WHAT THE EXERCISE ASKS:
Rewrite each item below with "elements" replaced by "components", changing nothing else.
■ ■ ■
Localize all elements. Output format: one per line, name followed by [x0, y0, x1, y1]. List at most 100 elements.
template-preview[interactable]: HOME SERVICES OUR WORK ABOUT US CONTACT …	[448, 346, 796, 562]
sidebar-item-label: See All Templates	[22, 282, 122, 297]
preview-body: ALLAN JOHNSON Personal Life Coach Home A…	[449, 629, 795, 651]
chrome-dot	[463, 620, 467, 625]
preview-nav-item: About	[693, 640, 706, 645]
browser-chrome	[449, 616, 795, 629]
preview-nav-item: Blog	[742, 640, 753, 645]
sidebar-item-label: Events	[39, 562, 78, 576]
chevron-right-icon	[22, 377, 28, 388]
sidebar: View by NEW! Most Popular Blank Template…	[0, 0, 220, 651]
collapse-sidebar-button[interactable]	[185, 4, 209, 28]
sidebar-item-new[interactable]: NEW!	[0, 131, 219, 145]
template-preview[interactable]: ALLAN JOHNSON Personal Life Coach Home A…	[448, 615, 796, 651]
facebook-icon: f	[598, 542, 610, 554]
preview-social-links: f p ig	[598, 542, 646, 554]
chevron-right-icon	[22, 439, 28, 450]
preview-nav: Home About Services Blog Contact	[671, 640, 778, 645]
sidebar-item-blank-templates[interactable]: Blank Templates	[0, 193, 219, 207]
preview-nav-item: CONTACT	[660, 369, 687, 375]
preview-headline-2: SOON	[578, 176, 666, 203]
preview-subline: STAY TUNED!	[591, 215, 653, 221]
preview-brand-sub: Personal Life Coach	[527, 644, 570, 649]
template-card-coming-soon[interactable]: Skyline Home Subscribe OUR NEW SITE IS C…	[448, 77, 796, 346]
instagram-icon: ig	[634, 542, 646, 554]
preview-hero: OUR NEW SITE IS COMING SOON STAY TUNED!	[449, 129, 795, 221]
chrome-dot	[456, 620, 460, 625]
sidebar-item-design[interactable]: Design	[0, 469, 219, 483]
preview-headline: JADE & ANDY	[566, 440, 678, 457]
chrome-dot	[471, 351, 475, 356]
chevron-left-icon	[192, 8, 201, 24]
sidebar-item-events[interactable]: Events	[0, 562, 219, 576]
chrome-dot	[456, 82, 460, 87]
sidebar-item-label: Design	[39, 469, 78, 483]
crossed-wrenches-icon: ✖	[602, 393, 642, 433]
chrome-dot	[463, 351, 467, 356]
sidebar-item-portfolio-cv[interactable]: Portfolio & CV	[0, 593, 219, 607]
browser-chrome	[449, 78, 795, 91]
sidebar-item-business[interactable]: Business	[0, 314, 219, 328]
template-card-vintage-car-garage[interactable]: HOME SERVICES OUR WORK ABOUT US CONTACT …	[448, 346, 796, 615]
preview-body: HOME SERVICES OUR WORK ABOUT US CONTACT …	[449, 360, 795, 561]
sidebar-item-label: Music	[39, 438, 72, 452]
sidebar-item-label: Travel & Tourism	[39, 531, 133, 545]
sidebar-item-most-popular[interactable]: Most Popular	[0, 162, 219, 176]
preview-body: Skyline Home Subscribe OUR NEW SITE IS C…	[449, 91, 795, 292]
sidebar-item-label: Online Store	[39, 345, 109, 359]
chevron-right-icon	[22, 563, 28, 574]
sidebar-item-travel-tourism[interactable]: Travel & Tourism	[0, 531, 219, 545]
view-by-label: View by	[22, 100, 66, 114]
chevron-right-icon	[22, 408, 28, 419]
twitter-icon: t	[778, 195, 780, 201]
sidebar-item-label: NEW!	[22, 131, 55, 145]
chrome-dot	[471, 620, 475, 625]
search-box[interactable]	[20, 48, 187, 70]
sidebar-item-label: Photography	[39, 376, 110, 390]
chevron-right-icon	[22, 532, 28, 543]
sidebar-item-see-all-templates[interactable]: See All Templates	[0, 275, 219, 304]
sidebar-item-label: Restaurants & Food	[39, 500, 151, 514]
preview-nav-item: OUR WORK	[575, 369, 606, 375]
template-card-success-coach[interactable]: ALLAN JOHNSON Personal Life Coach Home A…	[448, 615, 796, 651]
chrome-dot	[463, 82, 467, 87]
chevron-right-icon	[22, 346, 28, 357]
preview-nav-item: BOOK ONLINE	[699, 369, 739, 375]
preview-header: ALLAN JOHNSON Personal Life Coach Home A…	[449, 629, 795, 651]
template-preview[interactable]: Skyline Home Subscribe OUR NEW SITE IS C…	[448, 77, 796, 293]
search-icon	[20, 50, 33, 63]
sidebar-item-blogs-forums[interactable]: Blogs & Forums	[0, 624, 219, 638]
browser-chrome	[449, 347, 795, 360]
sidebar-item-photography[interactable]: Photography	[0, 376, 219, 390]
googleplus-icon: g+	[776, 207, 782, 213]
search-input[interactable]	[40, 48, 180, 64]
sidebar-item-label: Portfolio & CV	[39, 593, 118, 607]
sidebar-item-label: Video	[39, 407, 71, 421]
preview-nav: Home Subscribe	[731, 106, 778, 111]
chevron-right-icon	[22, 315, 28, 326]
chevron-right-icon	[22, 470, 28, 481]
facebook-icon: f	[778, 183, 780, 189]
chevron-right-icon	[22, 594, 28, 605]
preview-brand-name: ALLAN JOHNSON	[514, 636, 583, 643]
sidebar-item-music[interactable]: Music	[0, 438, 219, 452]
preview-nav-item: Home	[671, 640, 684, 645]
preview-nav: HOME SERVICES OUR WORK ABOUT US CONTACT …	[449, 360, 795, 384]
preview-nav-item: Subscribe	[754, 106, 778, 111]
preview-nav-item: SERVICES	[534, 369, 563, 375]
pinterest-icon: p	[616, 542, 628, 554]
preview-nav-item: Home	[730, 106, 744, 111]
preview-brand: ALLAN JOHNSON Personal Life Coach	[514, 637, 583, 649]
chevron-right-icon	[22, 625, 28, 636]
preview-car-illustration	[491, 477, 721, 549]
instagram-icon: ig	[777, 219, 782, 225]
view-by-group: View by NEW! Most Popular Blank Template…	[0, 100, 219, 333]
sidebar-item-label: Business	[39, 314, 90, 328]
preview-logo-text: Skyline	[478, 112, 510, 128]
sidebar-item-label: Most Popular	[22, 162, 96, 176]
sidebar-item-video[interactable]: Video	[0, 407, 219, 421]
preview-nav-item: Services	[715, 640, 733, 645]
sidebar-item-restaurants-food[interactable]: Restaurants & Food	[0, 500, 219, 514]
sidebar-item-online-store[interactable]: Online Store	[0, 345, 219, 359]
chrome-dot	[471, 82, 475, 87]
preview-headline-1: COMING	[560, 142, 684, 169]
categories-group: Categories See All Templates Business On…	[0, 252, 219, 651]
■ ■ ■
FINAL RESULT:
Localize all components. Output format: one per line, name followed by [x0, y0, x1, y1]. List at most 100 components.
template-preview[interactable]: HOME SERVICES OUR WORK ABOUT US CONTACT …	[448, 346, 796, 562]
sidebar-item-label: See All Templates	[22, 282, 122, 297]
preview-body: ALLAN JOHNSON Personal Life Coach Home A…	[449, 629, 795, 651]
chrome-dot	[463, 620, 467, 625]
preview-nav-item: About	[693, 640, 706, 645]
browser-chrome	[449, 616, 795, 629]
preview-nav-item: Blog	[742, 640, 753, 645]
sidebar-item-label: Events	[39, 562, 78, 576]
chevron-right-icon	[22, 377, 28, 388]
sidebar: View by NEW! Most Popular Blank Template…	[0, 0, 220, 651]
collapse-sidebar-button[interactable]	[185, 4, 209, 28]
sidebar-item-new[interactable]: NEW!	[0, 131, 219, 145]
template-preview[interactable]: ALLAN JOHNSON Personal Life Coach Home A…	[448, 615, 796, 651]
facebook-icon: f	[598, 542, 610, 554]
preview-social-links: f p ig	[598, 542, 646, 554]
chevron-right-icon	[22, 439, 28, 450]
preview-nav: Home About Services Blog Contact	[671, 640, 778, 645]
sidebar-item-blank-templates[interactable]: Blank Templates	[0, 193, 219, 207]
preview-nav-item: CONTACT	[660, 369, 687, 375]
preview-headline-2: SOON	[578, 176, 666, 203]
preview-subline: STAY TUNED!	[591, 215, 653, 221]
preview-brand-sub: Personal Life Coach	[527, 644, 570, 649]
template-card-coming-soon[interactable]: Skyline Home Subscribe OUR NEW SITE IS C…	[448, 77, 796, 346]
instagram-icon: ig	[634, 542, 646, 554]
preview-hero: OUR NEW SITE IS COMING SOON STAY TUNED!	[449, 129, 795, 221]
chrome-dot	[456, 620, 460, 625]
sidebar-item-design[interactable]: Design	[0, 469, 219, 483]
preview-headline: JADE & ANDY	[566, 440, 678, 457]
chrome-dot	[471, 351, 475, 356]
chevron-left-icon	[192, 8, 201, 24]
sidebar-item-events[interactable]: Events	[0, 562, 219, 576]
chrome-dot	[456, 82, 460, 87]
sidebar-item-label: Design	[39, 469, 78, 483]
crossed-wrenches-icon: ✖	[602, 393, 642, 433]
chrome-dot	[463, 351, 467, 356]
sidebar-item-portfolio-cv[interactable]: Portfolio & CV	[0, 593, 219, 607]
browser-chrome	[449, 78, 795, 91]
sidebar-item-business[interactable]: Business	[0, 314, 219, 328]
template-card-vintage-car-garage[interactable]: HOME SERVICES OUR WORK ABOUT US CONTACT …	[448, 346, 796, 615]
preview-body: HOME SERVICES OUR WORK ABOUT US CONTACT …	[449, 360, 795, 561]
sidebar-item-label: Music	[39, 438, 72, 452]
sidebar-item-label: Travel & Tourism	[39, 531, 133, 545]
sidebar-item-most-popular[interactable]: Most Popular	[0, 162, 219, 176]
preview-body: Skyline Home Subscribe OUR NEW SITE IS C…	[449, 91, 795, 292]
sidebar-item-label: Online Store	[39, 345, 109, 359]
chevron-right-icon	[22, 563, 28, 574]
sidebar-item-travel-tourism[interactable]: Travel & Tourism	[0, 531, 219, 545]
view-by-label: View by	[22, 100, 66, 114]
chevron-right-icon	[22, 408, 28, 419]
twitter-icon: t	[778, 195, 780, 201]
sidebar-item-label: NEW!	[22, 131, 55, 145]
chrome-dot	[471, 620, 475, 625]
search-box[interactable]	[20, 48, 187, 70]
sidebar-item-label: Photography	[39, 376, 110, 390]
chevron-right-icon	[22, 532, 28, 543]
sidebar-item-see-all-templates[interactable]: See All Templates	[0, 275, 219, 304]
sidebar-item-label: Restaurants & Food	[39, 500, 151, 514]
preview-nav-item: OUR WORK	[575, 369, 606, 375]
template-card-success-coach[interactable]: ALLAN JOHNSON Personal Life Coach Home A…	[448, 615, 796, 651]
chrome-dot	[463, 82, 467, 87]
chevron-right-icon	[22, 346, 28, 357]
preview-nav-item: BOOK ONLINE	[699, 369, 739, 375]
preview-header: ALLAN JOHNSON Personal Life Coach Home A…	[449, 629, 795, 651]
template-preview[interactable]: Skyline Home Subscribe OUR NEW SITE IS C…	[448, 77, 796, 293]
search-icon	[20, 50, 33, 63]
sidebar-item-blogs-forums[interactable]: Blogs & Forums	[0, 624, 219, 638]
browser-chrome	[449, 347, 795, 360]
sidebar-item-photography[interactable]: Photography	[0, 376, 219, 390]
googleplus-icon: g+	[776, 207, 782, 213]
search-input[interactable]	[40, 48, 180, 64]
sidebar-item-label: Portfolio & CV	[39, 593, 118, 607]
sidebar-item-label: Video	[39, 407, 71, 421]
preview-nav: Home Subscribe	[731, 106, 778, 111]
chevron-right-icon	[22, 315, 28, 326]
chevron-right-icon	[22, 470, 28, 481]
facebook-icon: f	[778, 183, 780, 189]
chevron-right-icon	[22, 594, 28, 605]
preview-brand-name: ALLAN JOHNSON	[514, 636, 583, 643]
sidebar-item-music[interactable]: Music	[0, 438, 219, 452]
preview-nav-item: Home	[671, 640, 684, 645]
preview-nav: HOME SERVICES OUR WORK ABOUT US CONTACT …	[449, 360, 795, 384]
preview-nav-item: Subscribe	[754, 106, 778, 111]
preview-nav-item: SERVICES	[534, 369, 563, 375]
pinterest-icon: p	[616, 542, 628, 554]
preview-nav-item: Home	[730, 106, 744, 111]
preview-brand: ALLAN JOHNSON Personal Life Coach	[514, 637, 583, 649]
chevron-right-icon	[22, 625, 28, 636]
preview-car-illustration	[491, 477, 721, 549]
instagram-icon: ig	[777, 219, 782, 225]
view-by-group: View by NEW! Most Popular Blank Template…	[0, 100, 219, 333]
sidebar-item-label: Business	[39, 314, 90, 328]
preview-logo-text: Skyline	[478, 112, 510, 128]
sidebar-item-label: Most Popular	[22, 162, 96, 176]
sidebar-item-video[interactable]: Video	[0, 407, 219, 421]
preview-nav-item: Services	[715, 640, 733, 645]
sidebar-item-restaurants-food[interactable]: Restaurants & Food	[0, 500, 219, 514]
sidebar-item-online-store[interactable]: Online Store	[0, 345, 219, 359]
chrome-dot	[471, 82, 475, 87]
preview-headline-1: COMING	[560, 142, 684, 169]
categories-group: Categories See All Templates Business On…	[0, 252, 219, 651]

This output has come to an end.